1. Como obispos de algunos de los pueblos que se esfuerzan y luchan por su desarrollo, nosotros unimos nuestra voz al llamado angustioso del Papa Pablo VI en la encíclica Populorum Progressio, con el fin de precisar sus deberes a nuestros sacerdotes y fieles, y para dirigir a todos nuestros hermanos del Tercer Mundo algunas palabras de aliento.
2. Nuestras Iglesias situadas en el Tercer Mundo se ven mezcladas en el conflicto en el que se enfrentan ahora no sólo Oriente y Occidente, sino los tres grandes grupos de pueblos: las potencias occidentales enriquecidas en el siglo pasado, dos grandes países comunistas transformados en grandes que busca todavía cómo escapar del dominio de los grandes y desarrollarse libremente. Incluso dentro de naciones desarrolladas, ciertas clases sociales, ciertas razas o ciertos pueblos no han obtenido todavía el derecho a una vida verdaderamente humana. Un empuje irresistible lleva a estos pueblos pobres hacia su promoción para liberarse de todas las fuerzas de opresión. Si bien la mayoría de las naciones han logrado conquistar su libertad política, son todavía raros los pueblos económicamente libres. Son igualmente raros aquellos donde reina la igualdad social, condición indispensable de una verdadera fraternidad, ya que la paz no puede existir sin justicia. Los pueblos del Tercer Mundo forman el proletariado de la humanidad actual, explotados por los grandes y amenazados en su existencia misma por los que, solo por ser los más fuertes, se arrogan el derecho de ser los jueces y los policías de los pueblos materialmente menos ricos. Ahora bien, nuestros pueblos no son ni menos honestos ni menos justos que los grandes de este mundo.
3. En la evolución actual del mundo, las revoluciones se han producido o se están produciendo. Ello no tiene nada de sorprendente. Todos los poderes ya establecidos han nacido en una época más o menos lejana de una revolución, es decir, de una ruptura con un sistema que ya no aseguraba el bien común, y de la instauración de un nuevo orden más apto para procurarlo. No todas las revoluciones son necesariamente buenas. Algunas no son más que revueltas palaciegas y no producen más que cambios de opresión del pueblo. Algunas hacen más mal que bien, “engendrando nuevas injusticias…” (Populorum progressio). El ateísmo y el colectivismo a los cuales ciertos movimientos creen deber ligarse, son peligros graves para la humanidad. Pero la historia muestra que ciertas revoluciones eran necesarias y se han desprendido de su antirreligión momentánea produciendo buenos frutos. Ninguna lo prueba más que la que en 1789 en Francia permitió la afirmación de los derechos del hombre (cf. Pacem in Terris). Muchas de nuestras naciones han debido, o deben, operar con estos cambios profundos. ¿Cuál debe ser la actitud de los cristianos y de las Iglesias frente a esta situación? Paulo VI ya ha esclarecido nuestro camino por medio de la encíclica sobre el progreso de los pueblos (Populorum Progressio).

Muestra de datos:
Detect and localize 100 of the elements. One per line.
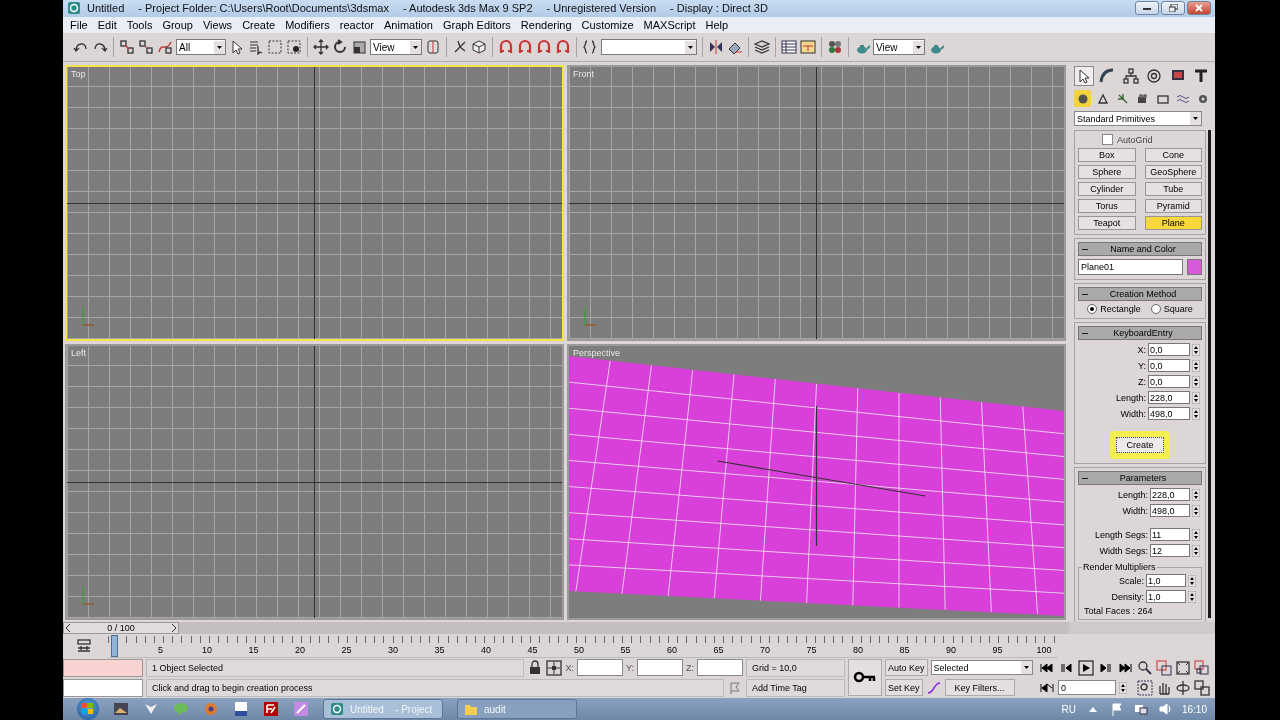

Conjunto de tareas:
**A)** Según el texto de los obispos del Tercer Mundo, ¿qué revolución permitió la afirmación de los derechos del hombre?
**B)** Prosiga el texto de los obispos del Tercer Mundo a partir de su última oración.

Tareas resueltas:
**A)** La que se produjo en 1789 en Francia.

**B)**
4. Desde el punto de vista doctrinal, la Iglesia sabe que el Evangelio exige la primera y radical revolución: la conversión, la transformación total del pecado en la gracia, del egoísmo en amor, del orgullo en servicio humilde. Y esta conversión no es solamente interior y espiritual, sino que se dirige a todo el hombre, corpóreo y social al mismo tiempo que espiritual y personal. Tiene un aspecto comunitario lleno de consecuencias para la sociedad entera, no sólo para la vida terrenal, sino sobre todo para la vida eterna en Cristo, quien, desde las alturas, atrae hacia El a toda la humanidad. Tal es a los ojos del cristianismo el desarrollo integral del hombre. De esta manera, el Evangelio ha sido siempre, visible o invisiblemente, por la Iglesia o fuera de ellas, el más poderoso fermento de las mutaciones profundas de la humanidad desde hace veinte siglos.
5. Sin embargo, en su peregrinación histórica terrenal, la Iglesia ha estado prácticamente siempre ligada al sistema político, social y económico que, en un momento de la historia, asegura el bien común o. al menos, cierto orden social. Por otra parte las Iglesias se encuentran de tal manera ligadas al sistema, que parecen estar confundidos, unidos en una sola carne como en un matrimonio. Pero la Iglesia tiene un solo esposo, Cristo. La Iglesia no está casada con ningún sistema, cualquiera que éste sea, y menos con el “imperialismo internacional del dinero” (Pro-pulorum Progressio), como no lo estaba a la realeza o al feudalismo del antiguo régimen, y como tampoco lo estará mañana con tal o cual socialismo. Basta con examinar la historia para ver que la Iglesia ha sobrevivido a la ruina de los poderes que en un tiempo creyeron deber protegerla o poder utilizarla. Actualmente la doctrina social de la Iglesia, reafirmada por el Vaticano II, la ha rescatado ya de este imperialismo del dinero, que parece ser una de las fuerzas a las cuales estuvo ligada durante algún tiempo.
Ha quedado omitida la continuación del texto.